--- Start of Excerpted records ---
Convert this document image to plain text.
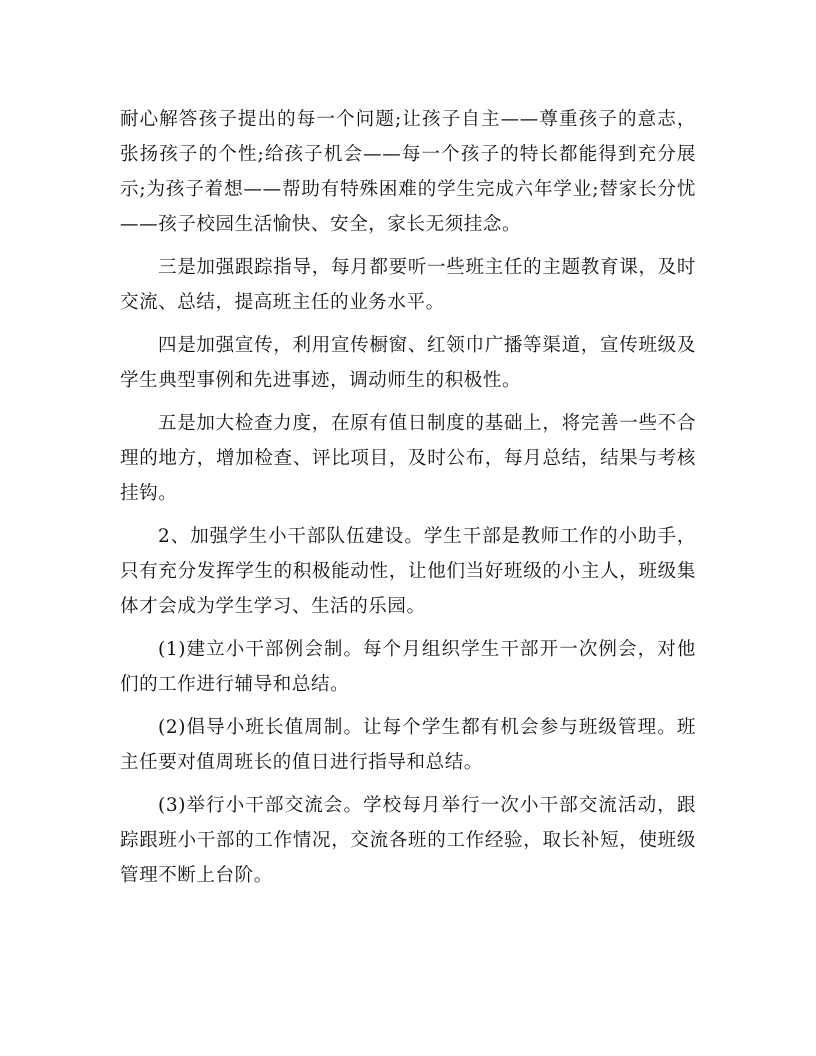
耐心解答孩子提出的每一个问题;让孩子自主——尊重孩子的意志，张扬孩子的个性;给孩子机会——每一个孩子的特长都能得到充分展示;为孩子着想——帮助有特殊困难的学生完成六年学业;替家长分忧——孩子校园生活愉快、安全，家长无须挂念。

三是加强跟踪指导，每月都要听一些班主任的主题教育课，及时交流、总结，提高班主任的业务水平。

四是加强宣传，利用宣传橱窗、红领巾广播等渠道，宣传班级及学生典型事例和先进事迹，调动师生的积极性。

五是加大检查力度，在原有值日制度的基础上，将完善一些不合理的地方，增加检查、评比项目，及时公布，每月总结，结果与考核挂钩。

2、加强学生小干部队伍建设。学生干部是教师工作的小助手，只有充分发挥学生的积极能动性，让他们当好班级的小主人，班级集体才会成为学生学习、生活的乐园。

(1)建立小干部例会制。每个月组织学生干部开一次例会，对他们的工作进行辅导和总结。

(2)倡导小班长值周制。让每个学生都有机会参与班级管理。班主任要对值周班长的值日进行指导和总结。

(3)举行小干部交流会。学校每月举行一次小干部交流活动，跟踪跟班小干部的工作情况，交流各班的工作经验，取长补短，使班级管理不断上台阶。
--- End of Excerpted records ---
## Exercise
Copy every record above exactly as written, but leave out the pictures.

## Task result
Convert this document image to plain text.
耐心解答孩子提出的每一个问题;让孩子自主——尊重孩子的意志，张扬孩子的个性;给孩子机会——每一个孩子的特长都能得到充分展示;为孩子着想——帮助有特殊困难的学生完成六年学业;替家长分忧——孩子校园生活愉快、安全，家长无须挂念。

三是加强跟踪指导，每月都要听一些班主任的主题教育课，及时交流、总结，提高班主任的业务水平。

四是加强宣传，利用宣传橱窗、红领巾广播等渠道，宣传班级及学生典型事例和先进事迹，调动师生的积极性。

五是加大检查力度，在原有值日制度的基础上，将完善一些不合理的地方，增加检查、评比项目，及时公布，每月总结，结果与考核挂钩。

2、加强学生小干部队伍建设。学生干部是教师工作的小助手，只有充分发挥学生的积极能动性，让他们当好班级的小主人，班级集体才会成为学生学习、生活的乐园。

(1)建立小干部例会制。每个月组织学生干部开一次例会，对他们的工作进行辅导和总结。

(2)倡导小班长值周制。让每个学生都有机会参与班级管理。班主任要对值周班长的值日进行指导和总结。

(3)举行小干部交流会。学校每月举行一次小干部交流活动，跟踪跟班小干部的工作情况，交流各班的工作经验，取长补短，使班级管理不断上台阶。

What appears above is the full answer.